TASK TO CARRY OUT. Retype all the entries word for word, but omit the pictures.

MATERIAL SHOWN.
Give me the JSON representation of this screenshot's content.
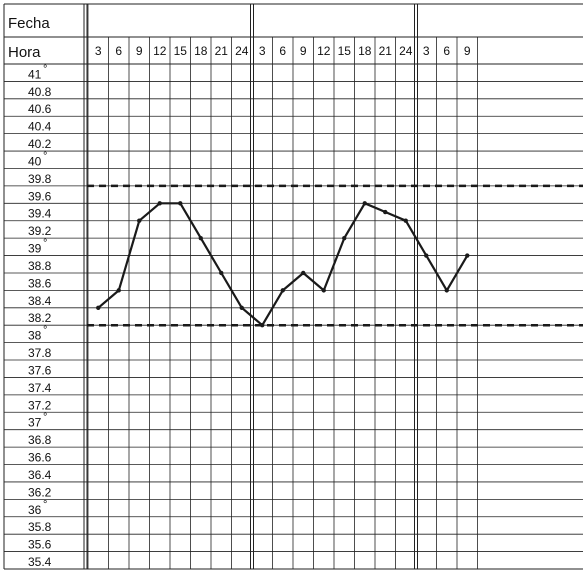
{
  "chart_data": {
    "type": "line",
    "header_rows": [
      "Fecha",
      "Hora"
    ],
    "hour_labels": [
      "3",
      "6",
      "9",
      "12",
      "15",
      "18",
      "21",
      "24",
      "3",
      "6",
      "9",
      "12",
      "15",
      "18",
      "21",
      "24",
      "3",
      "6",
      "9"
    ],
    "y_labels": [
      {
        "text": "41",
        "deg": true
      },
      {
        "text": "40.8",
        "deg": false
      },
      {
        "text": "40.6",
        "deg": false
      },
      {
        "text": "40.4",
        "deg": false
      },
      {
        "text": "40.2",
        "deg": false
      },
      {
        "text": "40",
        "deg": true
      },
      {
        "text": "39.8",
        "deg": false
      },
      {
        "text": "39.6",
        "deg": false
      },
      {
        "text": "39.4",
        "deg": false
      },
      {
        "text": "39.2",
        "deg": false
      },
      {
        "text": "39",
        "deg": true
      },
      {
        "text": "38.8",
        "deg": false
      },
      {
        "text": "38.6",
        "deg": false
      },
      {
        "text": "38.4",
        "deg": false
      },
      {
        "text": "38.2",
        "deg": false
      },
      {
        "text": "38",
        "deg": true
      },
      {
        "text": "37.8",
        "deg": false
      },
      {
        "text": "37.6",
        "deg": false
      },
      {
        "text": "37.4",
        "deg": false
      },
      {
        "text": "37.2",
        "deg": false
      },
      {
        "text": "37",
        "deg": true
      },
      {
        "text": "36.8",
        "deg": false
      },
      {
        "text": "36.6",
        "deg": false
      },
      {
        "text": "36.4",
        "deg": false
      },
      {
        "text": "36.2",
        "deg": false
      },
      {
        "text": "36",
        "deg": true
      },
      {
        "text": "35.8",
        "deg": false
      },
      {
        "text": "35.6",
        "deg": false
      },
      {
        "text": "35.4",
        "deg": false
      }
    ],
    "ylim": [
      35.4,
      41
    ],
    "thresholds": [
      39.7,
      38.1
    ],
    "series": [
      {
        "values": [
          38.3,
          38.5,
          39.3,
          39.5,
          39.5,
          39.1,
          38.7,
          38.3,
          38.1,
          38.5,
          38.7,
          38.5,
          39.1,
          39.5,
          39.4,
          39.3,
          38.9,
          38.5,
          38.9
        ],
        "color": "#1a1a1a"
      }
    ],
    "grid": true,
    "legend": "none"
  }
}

RESPONSE.
Give me the JSON representation of this screenshot's content.
{
  "chart_data": {
    "type": "line",
    "header_rows": [
      "Fecha",
      "Hora"
    ],
    "hour_labels": [
      "3",
      "6",
      "9",
      "12",
      "15",
      "18",
      "21",
      "24",
      "3",
      "6",
      "9",
      "12",
      "15",
      "18",
      "21",
      "24",
      "3",
      "6",
      "9"
    ],
    "y_labels": [
      {
        "text": "41",
        "deg": true
      },
      {
        "text": "40.8",
        "deg": false
      },
      {
        "text": "40.6",
        "deg": false
      },
      {
        "text": "40.4",
        "deg": false
      },
      {
        "text": "40.2",
        "deg": false
      },
      {
        "text": "40",
        "deg": true
      },
      {
        "text": "39.8",
        "deg": false
      },
      {
        "text": "39.6",
        "deg": false
      },
      {
        "text": "39.4",
        "deg": false
      },
      {
        "text": "39.2",
        "deg": false
      },
      {
        "text": "39",
        "deg": true
      },
      {
        "text": "38.8",
        "deg": false
      },
      {
        "text": "38.6",
        "deg": false
      },
      {
        "text": "38.4",
        "deg": false
      },
      {
        "text": "38.2",
        "deg": false
      },
      {
        "text": "38",
        "deg": true
      },
      {
        "text": "37.8",
        "deg": false
      },
      {
        "text": "37.6",
        "deg": false
      },
      {
        "text": "37.4",
        "deg": false
      },
      {
        "text": "37.2",
        "deg": false
      },
      {
        "text": "37",
        "deg": true
      },
      {
        "text": "36.8",
        "deg": false
      },
      {
        "text": "36.6",
        "deg": false
      },
      {
        "text": "36.4",
        "deg": false
      },
      {
        "text": "36.2",
        "deg": false
      },
      {
        "text": "36",
        "deg": true
      },
      {
        "text": "35.8",
        "deg": false
      },
      {
        "text": "35.6",
        "deg": false
      },
      {
        "text": "35.4",
        "deg": false
      }
    ],
    "ylim": [
      35.4,
      41
    ],
    "thresholds": [
      39.7,
      38.1
    ],
    "series": [
      {
        "values": [
          38.3,
          38.5,
          39.3,
          39.5,
          39.5,
          39.1,
          38.7,
          38.3,
          38.1,
          38.5,
          38.7,
          38.5,
          39.1,
          39.5,
          39.4,
          39.3,
          38.9,
          38.5,
          38.9
        ],
        "color": "#1a1a1a"
      }
    ],
    "grid": true,
    "legend": "none"
  }
}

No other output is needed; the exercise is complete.